DIRECTIONS FOR THIS TASK |
Every line of the records must be repeated exactly; pictures stay out.

STORED RECORDS |
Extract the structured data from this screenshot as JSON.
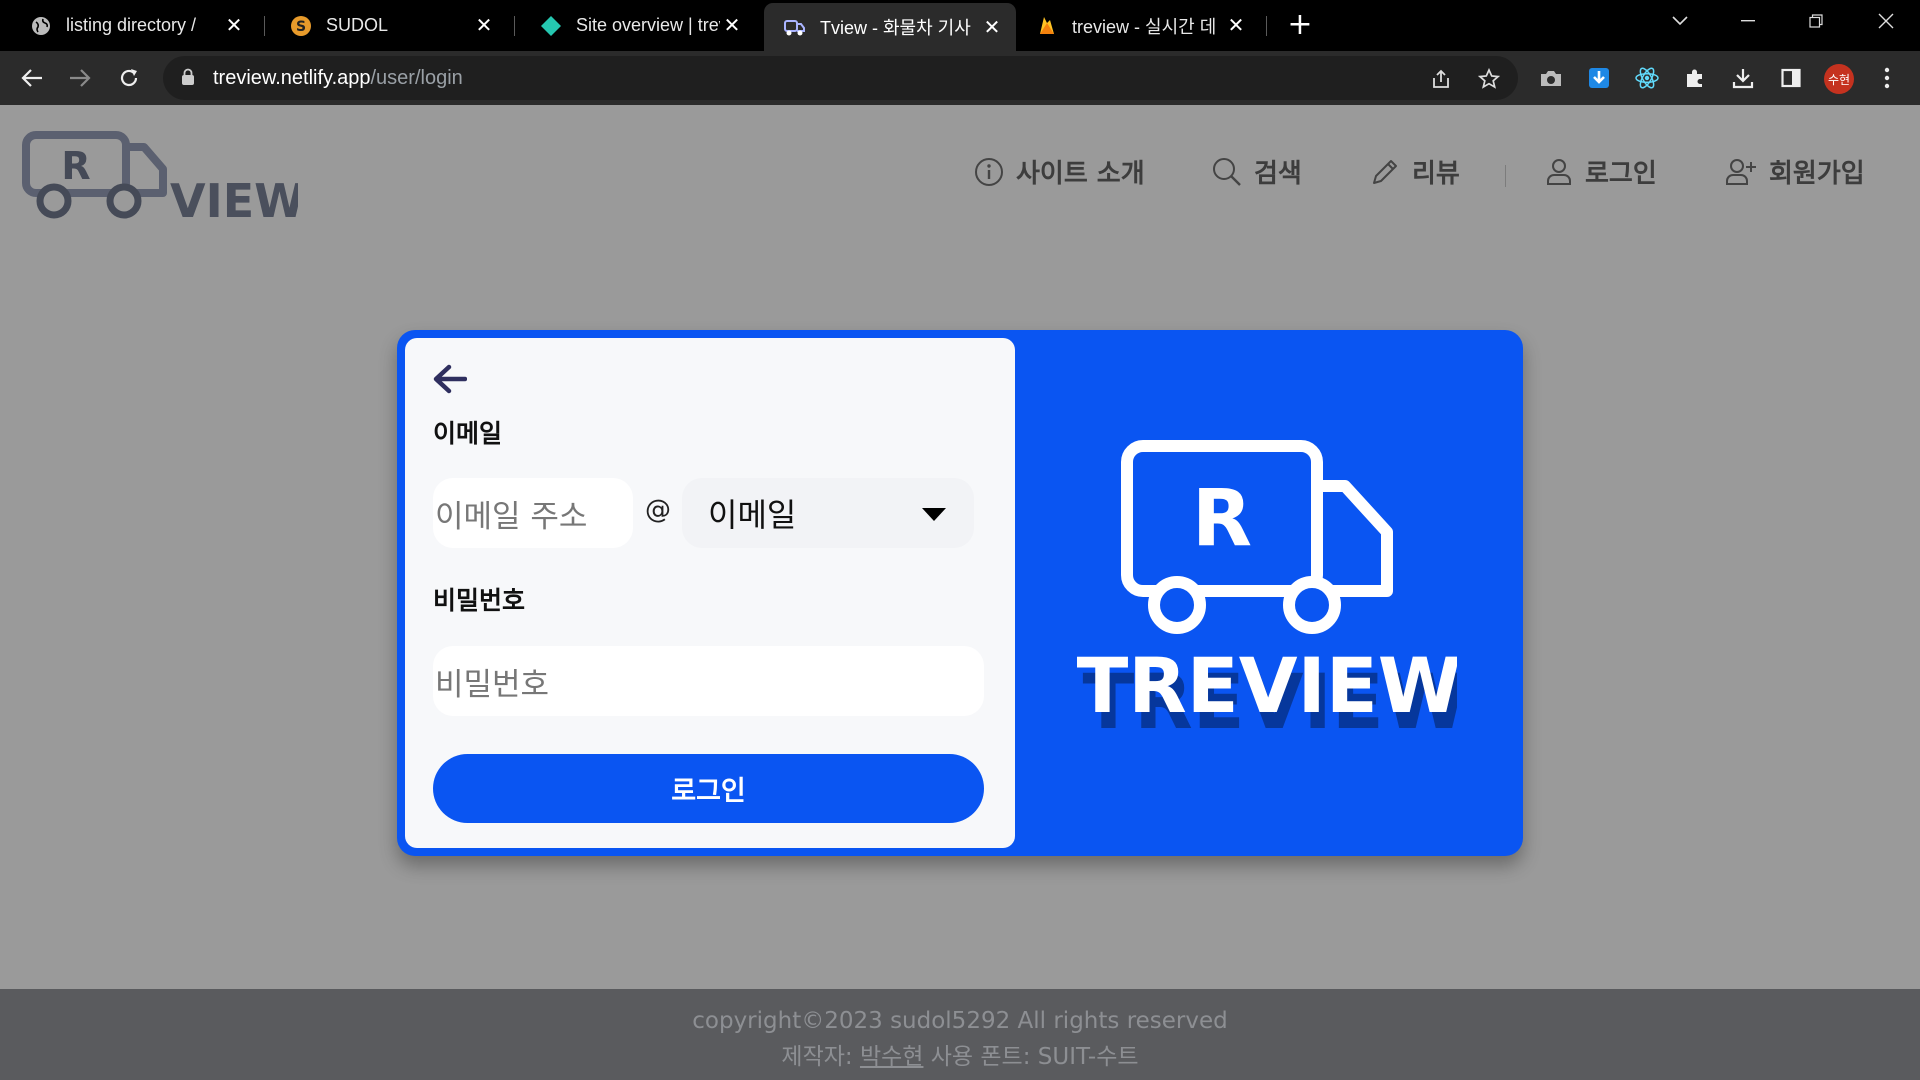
{
  "browser": {
    "tabs": [
      {
        "title": "listing directory /",
        "icon": "globe-icon"
      },
      {
        "title": "SUDOL",
        "icon": "sudol-s-icon"
      },
      {
        "title": "Site overview | trev",
        "icon": "netlify-diamond-icon"
      },
      {
        "title": "Tview - 화물차 기사",
        "icon": "treview-truck-icon",
        "active": true
      },
      {
        "title": "treview - 실시간 데",
        "icon": "firebase-flame-icon"
      }
    ],
    "close_glyph": "✕",
    "new_tab_glyph": "+",
    "url_host": "treview.netlify.app",
    "url_path": "/user/login",
    "profile_initials": "수현",
    "colors": {
      "tab_bar": "#000000",
      "toolbar": "#2b2b2b",
      "profile": "#c5321f"
    }
  },
  "site": {
    "logo_text": "VIEW",
    "logo_letter": "R",
    "nav": [
      {
        "label": "사이트 소개",
        "icon": "info-icon"
      },
      {
        "label": "검색",
        "icon": "search-icon"
      },
      {
        "label": "리뷰",
        "icon": "pencil-icon"
      },
      {
        "label": "로그인",
        "icon": "user-icon"
      },
      {
        "label": "회원가입",
        "icon": "user-plus-icon"
      }
    ],
    "colors": {
      "primary": "#0a55f2",
      "page_bg": "#9a9a9a"
    }
  },
  "login": {
    "email_label": "이메일",
    "email_placeholder": "이메일 주소",
    "at_symbol": "@",
    "domain_select_value": "이메일",
    "password_label": "비밀번호",
    "password_placeholder": "비밀번호",
    "submit_label": "로그인",
    "brand_text": "TREVIEW",
    "brand_letter": "R"
  },
  "footer": {
    "copyright": "copyright©2023 sudol5292 All rights reserved",
    "maker_prefix": "제작자: ",
    "maker_name": "박수현",
    "font_credit": " 사용 폰트: SUIT-수트"
  }
}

COMPLETED EXERCISE |
Extract the structured data from this screenshot as JSON.
{
  "browser": {
    "tabs": [
      {
        "title": "listing directory /",
        "icon": "globe-icon"
      },
      {
        "title": "SUDOL",
        "icon": "sudol-s-icon"
      },
      {
        "title": "Site overview | trev",
        "icon": "netlify-diamond-icon"
      },
      {
        "title": "Tview - 화물차 기사",
        "icon": "treview-truck-icon",
        "active": true
      },
      {
        "title": "treview - 실시간 데",
        "icon": "firebase-flame-icon"
      }
    ],
    "close_glyph": "✕",
    "new_tab_glyph": "+",
    "url_host": "treview.netlify.app",
    "url_path": "/user/login",
    "profile_initials": "수현",
    "colors": {
      "tab_bar": "#000000",
      "toolbar": "#2b2b2b",
      "profile": "#c5321f"
    }
  },
  "site": {
    "logo_text": "VIEW",
    "logo_letter": "R",
    "nav": [
      {
        "label": "사이트 소개",
        "icon": "info-icon"
      },
      {
        "label": "검색",
        "icon": "search-icon"
      },
      {
        "label": "리뷰",
        "icon": "pencil-icon"
      },
      {
        "label": "로그인",
        "icon": "user-icon"
      },
      {
        "label": "회원가입",
        "icon": "user-plus-icon"
      }
    ],
    "colors": {
      "primary": "#0a55f2",
      "page_bg": "#9a9a9a"
    }
  },
  "login": {
    "email_label": "이메일",
    "email_placeholder": "이메일 주소",
    "at_symbol": "@",
    "domain_select_value": "이메일",
    "password_label": "비밀번호",
    "password_placeholder": "비밀번호",
    "submit_label": "로그인",
    "brand_text": "TREVIEW",
    "brand_letter": "R"
  },
  "footer": {
    "copyright": "copyright©2023 sudol5292 All rights reserved",
    "maker_prefix": "제작자: ",
    "maker_name": "박수현",
    "font_credit": " 사용 폰트: SUIT-수트"
  }
}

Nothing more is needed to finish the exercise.